Copy out the lines verbatim from the first line of the entries through the line containing "The rear 31 is at (122, 411).", including both the first and last lines.

-------- RAW DATA

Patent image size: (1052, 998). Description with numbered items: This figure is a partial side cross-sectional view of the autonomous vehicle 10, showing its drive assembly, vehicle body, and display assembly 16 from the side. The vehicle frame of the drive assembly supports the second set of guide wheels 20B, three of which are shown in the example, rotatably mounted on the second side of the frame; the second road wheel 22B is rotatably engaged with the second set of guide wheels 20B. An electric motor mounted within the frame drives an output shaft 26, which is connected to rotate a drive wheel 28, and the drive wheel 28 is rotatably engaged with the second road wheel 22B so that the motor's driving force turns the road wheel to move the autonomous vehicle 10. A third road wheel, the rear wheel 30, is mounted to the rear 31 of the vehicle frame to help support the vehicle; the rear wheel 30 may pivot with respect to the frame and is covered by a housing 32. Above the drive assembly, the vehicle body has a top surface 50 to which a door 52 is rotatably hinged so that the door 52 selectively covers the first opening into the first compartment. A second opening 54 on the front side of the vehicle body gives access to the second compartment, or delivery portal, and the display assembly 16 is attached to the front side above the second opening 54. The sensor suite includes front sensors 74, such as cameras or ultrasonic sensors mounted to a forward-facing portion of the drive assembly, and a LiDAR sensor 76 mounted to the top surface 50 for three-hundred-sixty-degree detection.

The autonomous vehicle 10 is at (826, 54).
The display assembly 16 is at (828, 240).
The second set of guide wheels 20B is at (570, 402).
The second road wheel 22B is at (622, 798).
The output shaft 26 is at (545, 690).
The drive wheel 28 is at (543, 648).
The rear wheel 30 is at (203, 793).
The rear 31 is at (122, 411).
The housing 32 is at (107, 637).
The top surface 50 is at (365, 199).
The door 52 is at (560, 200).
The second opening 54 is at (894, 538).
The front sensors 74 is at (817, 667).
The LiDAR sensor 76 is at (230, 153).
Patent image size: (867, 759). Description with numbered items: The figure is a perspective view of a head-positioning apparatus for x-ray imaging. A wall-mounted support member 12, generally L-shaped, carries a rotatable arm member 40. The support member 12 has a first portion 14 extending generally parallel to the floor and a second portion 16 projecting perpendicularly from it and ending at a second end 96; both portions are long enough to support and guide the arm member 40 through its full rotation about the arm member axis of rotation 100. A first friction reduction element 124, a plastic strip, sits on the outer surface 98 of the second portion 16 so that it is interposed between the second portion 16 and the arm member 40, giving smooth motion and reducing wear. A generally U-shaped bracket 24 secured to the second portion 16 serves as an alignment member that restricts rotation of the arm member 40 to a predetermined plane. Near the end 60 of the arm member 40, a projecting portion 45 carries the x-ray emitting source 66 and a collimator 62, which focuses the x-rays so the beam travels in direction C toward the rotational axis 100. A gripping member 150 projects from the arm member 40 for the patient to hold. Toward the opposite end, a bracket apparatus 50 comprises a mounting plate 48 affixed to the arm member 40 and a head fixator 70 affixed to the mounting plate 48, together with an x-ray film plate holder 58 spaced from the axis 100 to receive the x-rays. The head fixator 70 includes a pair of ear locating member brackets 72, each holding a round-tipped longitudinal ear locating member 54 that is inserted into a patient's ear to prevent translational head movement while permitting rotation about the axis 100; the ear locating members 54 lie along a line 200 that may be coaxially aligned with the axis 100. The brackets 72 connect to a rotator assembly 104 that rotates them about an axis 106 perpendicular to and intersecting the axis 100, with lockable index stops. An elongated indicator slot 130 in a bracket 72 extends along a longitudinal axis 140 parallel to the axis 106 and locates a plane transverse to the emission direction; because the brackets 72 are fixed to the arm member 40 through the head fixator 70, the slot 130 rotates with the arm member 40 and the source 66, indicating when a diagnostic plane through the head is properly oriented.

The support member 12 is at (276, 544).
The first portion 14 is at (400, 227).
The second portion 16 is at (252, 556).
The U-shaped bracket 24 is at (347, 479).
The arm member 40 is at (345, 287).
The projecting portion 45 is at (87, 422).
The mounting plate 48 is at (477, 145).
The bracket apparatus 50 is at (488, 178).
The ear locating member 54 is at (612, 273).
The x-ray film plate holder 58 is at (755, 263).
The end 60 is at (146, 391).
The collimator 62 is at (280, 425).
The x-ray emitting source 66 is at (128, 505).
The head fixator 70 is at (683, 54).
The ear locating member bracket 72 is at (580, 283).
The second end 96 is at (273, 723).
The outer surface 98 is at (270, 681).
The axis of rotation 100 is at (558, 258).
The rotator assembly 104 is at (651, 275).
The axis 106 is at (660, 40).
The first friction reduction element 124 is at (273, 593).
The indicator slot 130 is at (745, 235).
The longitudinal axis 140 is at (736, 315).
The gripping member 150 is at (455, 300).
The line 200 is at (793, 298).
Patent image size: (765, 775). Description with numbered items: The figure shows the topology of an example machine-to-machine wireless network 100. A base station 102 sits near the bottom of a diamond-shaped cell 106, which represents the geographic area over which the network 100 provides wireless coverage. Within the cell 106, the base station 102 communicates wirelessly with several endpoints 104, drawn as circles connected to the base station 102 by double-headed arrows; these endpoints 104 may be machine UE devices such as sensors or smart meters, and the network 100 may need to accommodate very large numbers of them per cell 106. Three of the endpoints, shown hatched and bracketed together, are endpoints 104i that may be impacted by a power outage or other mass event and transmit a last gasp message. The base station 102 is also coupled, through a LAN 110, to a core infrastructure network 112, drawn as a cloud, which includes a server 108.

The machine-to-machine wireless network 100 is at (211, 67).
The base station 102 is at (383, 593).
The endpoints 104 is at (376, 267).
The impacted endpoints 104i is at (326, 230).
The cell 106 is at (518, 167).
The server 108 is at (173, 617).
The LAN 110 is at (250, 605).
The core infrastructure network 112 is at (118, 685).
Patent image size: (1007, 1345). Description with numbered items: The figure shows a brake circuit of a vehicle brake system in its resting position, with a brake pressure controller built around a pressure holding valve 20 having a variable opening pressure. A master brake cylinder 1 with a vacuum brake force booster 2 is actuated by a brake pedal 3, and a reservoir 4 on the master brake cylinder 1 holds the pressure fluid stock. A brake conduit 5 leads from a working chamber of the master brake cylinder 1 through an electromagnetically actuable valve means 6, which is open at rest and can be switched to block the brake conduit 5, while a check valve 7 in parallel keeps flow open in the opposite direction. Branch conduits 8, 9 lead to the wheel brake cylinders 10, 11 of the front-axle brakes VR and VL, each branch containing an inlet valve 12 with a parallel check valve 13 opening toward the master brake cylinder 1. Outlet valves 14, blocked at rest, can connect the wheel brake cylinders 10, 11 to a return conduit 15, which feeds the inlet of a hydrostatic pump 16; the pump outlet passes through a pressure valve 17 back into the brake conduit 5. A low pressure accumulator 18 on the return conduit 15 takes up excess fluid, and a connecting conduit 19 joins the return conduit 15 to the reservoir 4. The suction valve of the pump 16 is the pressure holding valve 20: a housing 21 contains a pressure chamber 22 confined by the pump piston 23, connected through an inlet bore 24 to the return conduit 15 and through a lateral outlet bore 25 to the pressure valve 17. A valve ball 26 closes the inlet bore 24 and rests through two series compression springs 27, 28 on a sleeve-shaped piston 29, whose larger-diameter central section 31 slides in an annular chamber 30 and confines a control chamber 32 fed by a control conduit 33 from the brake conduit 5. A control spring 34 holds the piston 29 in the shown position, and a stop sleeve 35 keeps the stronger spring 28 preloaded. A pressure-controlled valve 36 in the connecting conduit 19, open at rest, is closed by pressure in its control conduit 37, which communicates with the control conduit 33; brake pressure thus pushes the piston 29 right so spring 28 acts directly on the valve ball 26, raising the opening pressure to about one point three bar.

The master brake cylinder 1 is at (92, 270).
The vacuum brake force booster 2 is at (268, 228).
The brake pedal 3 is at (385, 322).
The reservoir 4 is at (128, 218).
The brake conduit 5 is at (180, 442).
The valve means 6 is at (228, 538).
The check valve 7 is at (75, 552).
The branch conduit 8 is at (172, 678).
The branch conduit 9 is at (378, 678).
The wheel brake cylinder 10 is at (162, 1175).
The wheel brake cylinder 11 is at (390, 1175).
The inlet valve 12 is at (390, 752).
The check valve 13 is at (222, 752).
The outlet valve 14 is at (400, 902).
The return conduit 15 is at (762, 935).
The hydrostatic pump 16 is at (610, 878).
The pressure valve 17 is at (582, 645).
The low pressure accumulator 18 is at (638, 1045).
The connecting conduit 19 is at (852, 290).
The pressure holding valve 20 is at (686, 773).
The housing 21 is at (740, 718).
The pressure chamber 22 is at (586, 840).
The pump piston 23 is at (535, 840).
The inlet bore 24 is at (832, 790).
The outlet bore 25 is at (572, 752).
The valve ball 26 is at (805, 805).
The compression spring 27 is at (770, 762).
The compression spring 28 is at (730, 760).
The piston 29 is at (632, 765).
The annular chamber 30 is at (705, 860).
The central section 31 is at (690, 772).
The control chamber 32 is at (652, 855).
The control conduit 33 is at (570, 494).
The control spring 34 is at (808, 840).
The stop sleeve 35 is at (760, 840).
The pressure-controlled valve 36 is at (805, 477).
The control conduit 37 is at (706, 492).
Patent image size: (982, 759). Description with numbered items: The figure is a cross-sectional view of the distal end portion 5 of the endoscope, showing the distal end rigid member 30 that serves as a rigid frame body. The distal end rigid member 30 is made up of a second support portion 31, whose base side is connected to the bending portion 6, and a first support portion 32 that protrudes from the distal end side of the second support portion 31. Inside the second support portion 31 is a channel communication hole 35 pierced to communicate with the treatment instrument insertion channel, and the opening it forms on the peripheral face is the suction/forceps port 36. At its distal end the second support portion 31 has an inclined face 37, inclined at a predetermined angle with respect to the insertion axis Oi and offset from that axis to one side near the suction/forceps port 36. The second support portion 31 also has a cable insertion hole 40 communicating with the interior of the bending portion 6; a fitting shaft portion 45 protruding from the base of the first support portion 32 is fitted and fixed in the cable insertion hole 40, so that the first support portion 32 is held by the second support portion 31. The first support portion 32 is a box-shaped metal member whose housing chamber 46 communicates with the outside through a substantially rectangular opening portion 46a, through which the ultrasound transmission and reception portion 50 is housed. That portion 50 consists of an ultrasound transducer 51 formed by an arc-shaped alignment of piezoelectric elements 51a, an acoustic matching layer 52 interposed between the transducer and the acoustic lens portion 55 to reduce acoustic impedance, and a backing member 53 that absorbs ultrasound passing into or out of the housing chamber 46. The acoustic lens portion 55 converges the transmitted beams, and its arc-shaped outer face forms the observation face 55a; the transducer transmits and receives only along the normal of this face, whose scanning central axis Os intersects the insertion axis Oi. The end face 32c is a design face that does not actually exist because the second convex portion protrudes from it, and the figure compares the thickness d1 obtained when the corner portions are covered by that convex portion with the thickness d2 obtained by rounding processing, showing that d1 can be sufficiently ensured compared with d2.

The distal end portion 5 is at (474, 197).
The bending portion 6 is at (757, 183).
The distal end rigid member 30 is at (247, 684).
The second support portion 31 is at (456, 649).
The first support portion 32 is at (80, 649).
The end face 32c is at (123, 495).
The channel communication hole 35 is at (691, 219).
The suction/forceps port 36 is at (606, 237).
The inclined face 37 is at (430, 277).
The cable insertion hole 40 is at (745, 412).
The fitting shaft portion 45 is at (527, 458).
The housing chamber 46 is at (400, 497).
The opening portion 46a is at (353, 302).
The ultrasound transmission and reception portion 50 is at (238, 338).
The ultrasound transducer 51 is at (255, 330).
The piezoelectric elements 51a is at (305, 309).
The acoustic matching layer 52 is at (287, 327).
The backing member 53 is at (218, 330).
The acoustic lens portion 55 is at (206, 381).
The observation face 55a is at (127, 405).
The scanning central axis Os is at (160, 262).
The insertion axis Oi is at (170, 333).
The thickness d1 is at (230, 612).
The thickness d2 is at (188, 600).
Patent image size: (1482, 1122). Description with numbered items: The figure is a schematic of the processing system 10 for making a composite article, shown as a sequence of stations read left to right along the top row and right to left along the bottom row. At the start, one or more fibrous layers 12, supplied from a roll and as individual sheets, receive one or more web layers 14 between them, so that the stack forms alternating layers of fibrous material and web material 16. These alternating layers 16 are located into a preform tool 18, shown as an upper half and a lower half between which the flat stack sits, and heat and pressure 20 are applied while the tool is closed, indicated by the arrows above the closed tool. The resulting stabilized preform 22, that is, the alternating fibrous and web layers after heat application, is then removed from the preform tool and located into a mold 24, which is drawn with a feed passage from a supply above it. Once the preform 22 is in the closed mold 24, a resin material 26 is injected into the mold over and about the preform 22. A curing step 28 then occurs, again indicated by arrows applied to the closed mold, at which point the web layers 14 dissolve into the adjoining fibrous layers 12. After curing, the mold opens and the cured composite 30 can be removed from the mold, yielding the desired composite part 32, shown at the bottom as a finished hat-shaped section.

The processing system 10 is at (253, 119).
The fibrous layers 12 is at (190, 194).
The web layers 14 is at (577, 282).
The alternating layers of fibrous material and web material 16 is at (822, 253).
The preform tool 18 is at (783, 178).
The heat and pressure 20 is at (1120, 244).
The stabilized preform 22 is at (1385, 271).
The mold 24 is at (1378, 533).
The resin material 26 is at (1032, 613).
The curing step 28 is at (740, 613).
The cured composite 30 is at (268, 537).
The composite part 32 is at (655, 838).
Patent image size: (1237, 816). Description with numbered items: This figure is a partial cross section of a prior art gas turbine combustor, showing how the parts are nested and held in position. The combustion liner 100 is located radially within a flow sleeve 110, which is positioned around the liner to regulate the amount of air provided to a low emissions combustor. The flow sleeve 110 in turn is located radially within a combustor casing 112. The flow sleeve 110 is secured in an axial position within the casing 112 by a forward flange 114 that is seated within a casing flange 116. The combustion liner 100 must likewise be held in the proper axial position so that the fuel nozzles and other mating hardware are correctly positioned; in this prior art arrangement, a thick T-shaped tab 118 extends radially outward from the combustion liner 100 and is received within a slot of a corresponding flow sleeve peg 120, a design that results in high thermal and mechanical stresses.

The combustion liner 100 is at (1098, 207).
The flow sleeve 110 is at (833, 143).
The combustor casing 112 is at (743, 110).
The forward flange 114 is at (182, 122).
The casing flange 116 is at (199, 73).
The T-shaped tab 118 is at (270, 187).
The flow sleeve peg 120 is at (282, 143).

----------------

ANSWER TO THIS TASK >>
Patent image size: (1052, 998). Description with numbered items: This figure is a partial side cross-sectional view of the autonomous vehicle 10, showing its drive assembly, vehicle body, and display assembly 16 from the side. The vehicle frame of the drive assembly supports the second set of guide wheels 20B, three of which are shown in the example, rotatably mounted on the second side of the frame; the second road wheel 22B is rotatably engaged with the second set of guide wheels 20B. An electric motor mounted within the frame drives an output shaft 26, which is connected to rotate a drive wheel 28, and the drive wheel 28 is rotatably engaged with the second road wheel 22B so that the motor's driving force turns the road wheel to move the autonomous vehicle 10. A third road wheel, the rear wheel 30, is mounted to the rear 31 of the vehicle frame to help support the vehicle; the rear wheel 30 may pivot with respect to the frame and is covered by a housing 32. Above the drive assembly, the vehicle body has a top surface 50 to which a door 52 is rotatably hinged so that the door 52 selectively covers the first opening into the first compartment. A second opening 54 on the front side of the vehicle body gives access to the second compartment, or delivery portal, and the display assembly 16 is attached to the front side above the second opening 54. The sensor suite includes front sensors 74, such as cameras or ultrasonic sensors mounted to a forward-facing portion of the drive assembly, and a LiDAR sensor 76 mounted to the top surface 50 for three-hundred-sixty-degree detection.

The autonomous vehicle 10 is at (826, 54).
The display assembly 16 is at (828, 240).
The second set of guide wheels 20B is at (570, 402).
The second road wheel 22B is at (622, 798).
The output shaft 26 is at (545, 690).
The drive wheel 28 is at (543, 648).
The rear wheel 30 is at (203, 793).
The rear 31 is at (122, 411).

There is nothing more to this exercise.